## Selected text:

■ ■ ■

RE: : hiding OS name

From: Jeremy Suo-Anttila (jps@funeralexchange.com)
Date: 07/09/02


From: "Jeremy Suo-Anttila" <jps@funeralexchange.com>
To: "Alex" <freebsd-reply@akruijff.dds.nl>
Date: Tue, 9 Jul 2002 10:52:43 -0500

Just because the firewall is OpenBSD do NOT make it anymore secure then a
well tuned and hardened FreeBSD box. The box is only as secure as the
administrator maintaining it.

One way to hide your OS i can see after you have found a way to hide it from
all the services you run on the servers would be to place as bridged
ipf/ipfw firewall in front of them all and then run a black hole on it and
drop all spoofed packets along with a half dozen other known types of scans.
This way if your firewall is scanned the packets will be silently dropped to
the floor and left for dead and the machines behind it should not have ever
been touched by it. Also one final note the FreeBSD packet switching fairies
work much faster for less pay and they are also very easily annoyed.

http://www.freebsd.org/doc/en_US.ISO8859-1/books/faq/funnies.html

Thanks

Jeremy Suo-Anttila
jps@funeralexchange.com

Sent: Tuesday, July 09, 2002 8:52 AM
Cc: security@FreeBSD.ORG
Subject: Re[2]: hiding OS name

Hello/Beste Philip,

Tuesday, July 09, 2002, 1:18:08 AM, you wrote:

>> Date: Sun, 7 Jul 2002 21:29:42 -0700
>> From: Nathan Kinkade <nkinkade@dsl-only.com>
>>
>> On Mon, 8 Jul 2002 09:32:09 +0700
>> "Asep Ruspeni" <ruspeni@mti.itb.ac.id> wrote:
>>
>> > I am newbie in FreeBSD OS, but i have lot of concerned in securing
>> > system.
>> >
>> > I have questions like this :
>> >
>> > - how can i set-up FreeBSD, so when it being scanned, it's show no
>> > operating system name + version.
>> > - is there any articles i colud read about securing freeBSD such as
>> > the question i ask above.

■ ■ ■

## Items:
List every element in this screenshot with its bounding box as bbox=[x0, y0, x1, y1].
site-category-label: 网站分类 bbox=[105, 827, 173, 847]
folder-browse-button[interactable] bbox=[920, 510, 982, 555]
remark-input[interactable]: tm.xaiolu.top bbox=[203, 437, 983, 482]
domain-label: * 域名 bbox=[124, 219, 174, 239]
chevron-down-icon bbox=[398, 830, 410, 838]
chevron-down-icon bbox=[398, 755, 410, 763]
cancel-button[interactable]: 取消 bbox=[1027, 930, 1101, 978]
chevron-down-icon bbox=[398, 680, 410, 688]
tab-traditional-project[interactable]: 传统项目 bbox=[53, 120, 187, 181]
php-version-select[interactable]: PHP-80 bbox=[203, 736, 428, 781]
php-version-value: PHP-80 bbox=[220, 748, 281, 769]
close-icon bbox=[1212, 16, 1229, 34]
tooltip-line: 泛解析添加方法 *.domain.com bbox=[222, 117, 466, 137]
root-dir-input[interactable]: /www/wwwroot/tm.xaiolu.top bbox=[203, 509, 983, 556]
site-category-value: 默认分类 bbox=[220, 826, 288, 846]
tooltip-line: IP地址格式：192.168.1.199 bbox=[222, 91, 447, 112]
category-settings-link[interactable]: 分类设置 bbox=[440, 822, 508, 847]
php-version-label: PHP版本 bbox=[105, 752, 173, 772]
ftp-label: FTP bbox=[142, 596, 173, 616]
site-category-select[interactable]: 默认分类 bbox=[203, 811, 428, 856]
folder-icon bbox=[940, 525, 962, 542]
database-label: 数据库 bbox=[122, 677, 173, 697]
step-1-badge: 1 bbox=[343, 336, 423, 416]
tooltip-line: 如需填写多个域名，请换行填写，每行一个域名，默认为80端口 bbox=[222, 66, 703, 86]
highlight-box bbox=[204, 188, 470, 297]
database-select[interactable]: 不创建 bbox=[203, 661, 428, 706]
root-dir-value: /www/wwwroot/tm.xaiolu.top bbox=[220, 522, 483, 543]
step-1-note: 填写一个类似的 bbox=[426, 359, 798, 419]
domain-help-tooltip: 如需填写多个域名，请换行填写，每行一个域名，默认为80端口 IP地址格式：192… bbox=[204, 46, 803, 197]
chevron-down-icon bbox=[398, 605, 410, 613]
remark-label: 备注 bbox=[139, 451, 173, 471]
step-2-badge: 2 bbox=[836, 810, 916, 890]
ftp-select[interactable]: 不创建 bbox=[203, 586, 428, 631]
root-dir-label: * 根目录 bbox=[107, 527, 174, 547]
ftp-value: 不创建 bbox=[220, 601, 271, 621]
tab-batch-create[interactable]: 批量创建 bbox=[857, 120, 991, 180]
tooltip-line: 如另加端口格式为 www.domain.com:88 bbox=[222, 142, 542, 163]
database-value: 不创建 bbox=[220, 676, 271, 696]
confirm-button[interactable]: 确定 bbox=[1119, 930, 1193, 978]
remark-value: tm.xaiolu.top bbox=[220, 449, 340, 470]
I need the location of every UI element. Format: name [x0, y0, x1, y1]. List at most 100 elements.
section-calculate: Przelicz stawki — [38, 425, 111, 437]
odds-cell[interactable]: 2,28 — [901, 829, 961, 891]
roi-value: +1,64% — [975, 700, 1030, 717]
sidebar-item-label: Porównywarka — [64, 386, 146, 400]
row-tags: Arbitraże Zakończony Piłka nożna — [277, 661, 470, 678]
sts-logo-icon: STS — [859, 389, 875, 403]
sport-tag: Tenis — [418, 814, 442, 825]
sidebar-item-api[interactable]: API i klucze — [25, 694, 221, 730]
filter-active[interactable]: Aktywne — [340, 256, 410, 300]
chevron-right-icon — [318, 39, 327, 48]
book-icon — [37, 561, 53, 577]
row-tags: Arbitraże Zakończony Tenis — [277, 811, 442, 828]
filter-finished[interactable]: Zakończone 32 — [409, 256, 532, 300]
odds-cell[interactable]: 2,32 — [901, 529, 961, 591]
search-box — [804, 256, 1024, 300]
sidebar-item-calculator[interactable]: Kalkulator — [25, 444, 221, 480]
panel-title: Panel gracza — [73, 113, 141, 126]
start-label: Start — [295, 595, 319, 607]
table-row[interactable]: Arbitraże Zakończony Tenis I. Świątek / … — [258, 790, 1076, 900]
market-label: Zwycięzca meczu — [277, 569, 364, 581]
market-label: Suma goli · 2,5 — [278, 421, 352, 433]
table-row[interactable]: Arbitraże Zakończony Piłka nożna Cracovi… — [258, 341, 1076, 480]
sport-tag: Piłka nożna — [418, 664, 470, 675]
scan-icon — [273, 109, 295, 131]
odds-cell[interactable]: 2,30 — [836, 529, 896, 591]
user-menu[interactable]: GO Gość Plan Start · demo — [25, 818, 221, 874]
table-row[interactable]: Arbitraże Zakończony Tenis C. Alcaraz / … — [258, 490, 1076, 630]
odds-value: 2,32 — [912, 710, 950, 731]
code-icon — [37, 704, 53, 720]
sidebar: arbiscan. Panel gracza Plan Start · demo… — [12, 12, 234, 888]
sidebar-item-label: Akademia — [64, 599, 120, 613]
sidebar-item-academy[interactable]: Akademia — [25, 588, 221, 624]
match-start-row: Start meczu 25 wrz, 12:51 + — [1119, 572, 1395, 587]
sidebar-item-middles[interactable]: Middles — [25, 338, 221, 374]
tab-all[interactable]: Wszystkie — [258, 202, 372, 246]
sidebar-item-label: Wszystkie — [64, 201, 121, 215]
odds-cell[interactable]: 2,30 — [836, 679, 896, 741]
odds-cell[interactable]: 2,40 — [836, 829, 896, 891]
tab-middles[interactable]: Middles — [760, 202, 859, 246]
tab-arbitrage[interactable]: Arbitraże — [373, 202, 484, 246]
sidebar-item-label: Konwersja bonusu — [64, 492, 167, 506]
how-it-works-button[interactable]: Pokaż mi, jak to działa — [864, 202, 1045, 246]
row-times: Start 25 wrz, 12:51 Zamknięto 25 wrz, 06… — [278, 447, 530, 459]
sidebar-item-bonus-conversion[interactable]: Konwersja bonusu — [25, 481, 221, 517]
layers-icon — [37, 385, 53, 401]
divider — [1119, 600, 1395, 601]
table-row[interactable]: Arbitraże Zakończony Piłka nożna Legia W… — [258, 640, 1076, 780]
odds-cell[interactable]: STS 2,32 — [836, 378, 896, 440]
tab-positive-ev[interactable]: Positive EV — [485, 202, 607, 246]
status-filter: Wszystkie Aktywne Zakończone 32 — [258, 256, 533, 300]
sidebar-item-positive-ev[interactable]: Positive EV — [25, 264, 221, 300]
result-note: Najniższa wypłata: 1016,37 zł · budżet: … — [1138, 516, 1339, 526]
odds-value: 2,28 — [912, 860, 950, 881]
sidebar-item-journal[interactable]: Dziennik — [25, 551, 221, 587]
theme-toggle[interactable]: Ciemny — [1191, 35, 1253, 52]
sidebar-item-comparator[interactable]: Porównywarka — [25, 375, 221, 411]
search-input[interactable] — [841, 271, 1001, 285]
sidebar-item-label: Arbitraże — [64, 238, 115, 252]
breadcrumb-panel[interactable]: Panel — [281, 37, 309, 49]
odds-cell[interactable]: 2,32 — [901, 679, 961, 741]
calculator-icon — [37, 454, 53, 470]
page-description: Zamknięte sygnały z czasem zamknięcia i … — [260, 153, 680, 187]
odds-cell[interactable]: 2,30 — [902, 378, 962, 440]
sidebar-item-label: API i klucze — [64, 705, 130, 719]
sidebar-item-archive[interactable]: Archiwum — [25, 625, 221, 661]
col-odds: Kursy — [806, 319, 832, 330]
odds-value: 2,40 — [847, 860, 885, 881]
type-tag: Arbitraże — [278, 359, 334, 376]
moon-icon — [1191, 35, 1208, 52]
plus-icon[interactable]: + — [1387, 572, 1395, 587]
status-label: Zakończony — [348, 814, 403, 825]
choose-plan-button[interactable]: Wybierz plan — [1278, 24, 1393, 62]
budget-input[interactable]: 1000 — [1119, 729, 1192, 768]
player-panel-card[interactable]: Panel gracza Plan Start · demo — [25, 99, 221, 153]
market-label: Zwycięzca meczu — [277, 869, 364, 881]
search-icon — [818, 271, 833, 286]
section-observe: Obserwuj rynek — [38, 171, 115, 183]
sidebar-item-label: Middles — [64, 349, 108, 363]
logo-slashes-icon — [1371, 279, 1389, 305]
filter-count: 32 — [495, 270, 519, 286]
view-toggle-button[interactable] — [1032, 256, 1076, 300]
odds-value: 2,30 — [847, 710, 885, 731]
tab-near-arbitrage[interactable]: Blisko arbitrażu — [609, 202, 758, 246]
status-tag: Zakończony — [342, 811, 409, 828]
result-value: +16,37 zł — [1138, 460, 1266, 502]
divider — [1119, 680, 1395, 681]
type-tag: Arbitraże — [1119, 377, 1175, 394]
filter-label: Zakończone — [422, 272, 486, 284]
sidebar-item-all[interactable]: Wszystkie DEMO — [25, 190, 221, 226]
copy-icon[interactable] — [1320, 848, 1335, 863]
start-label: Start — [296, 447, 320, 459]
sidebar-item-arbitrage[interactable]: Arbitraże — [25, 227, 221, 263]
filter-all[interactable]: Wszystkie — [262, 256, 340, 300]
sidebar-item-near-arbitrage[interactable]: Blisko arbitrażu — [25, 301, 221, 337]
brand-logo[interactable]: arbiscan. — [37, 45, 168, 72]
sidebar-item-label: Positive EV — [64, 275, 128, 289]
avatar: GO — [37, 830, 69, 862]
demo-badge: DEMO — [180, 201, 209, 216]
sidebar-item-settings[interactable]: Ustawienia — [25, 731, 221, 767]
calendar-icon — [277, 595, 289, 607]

■ ■ ■

## Tasks and exercises:
1. In the email on hiding the OS name above, what does the writer say a box is only as secure as?
2. Carry on the email on hiding the OS name from its last line.

## Answers for the exercise:
1. The administrator maintaining it.

2.
>> >
>> > thank you in advance.
>>
>> What you are looking for is not really a function of FreeBSD, but rather
>> of the various servers you may be running on FreeBSD such as Apache,
>> FTP, Sendmail, and so on. If it's going to happen it will probably be
>> something that you configure the daemon to do, however I don't know
>> which allow you to do something similar other than wu-ftpd, although I'd
>> guess there are others. Network scanning utilities - I'm thinking of
>> nmap in particular - allow you to scan a host(s) and attempt to
>> determine the OS/version based on certain peculiarities in the
>> response(s). One way to help minimize the impact of this would be to
>> set the net.inet.tcp.blackhole and net.inet.udp.blackhole kernel
>> parameters using the sysctl utility. For more information on this
>> checkout the "blackhole(4)" manpage with `man 4 blackhole`.
>>
>> Nathan

PJK> Another option is to put the box behind a firewall. Very often if
PJK> something like nmap is looking for peculiarities in the IP stack
PJK> implementation to ascertain what OS is on a box, if there is a
PJK> firewall in front of it it will be id'ing the firewall's IP
PJK> implementation rather than the target host's.

You can have openBSD on that system to look very very secure.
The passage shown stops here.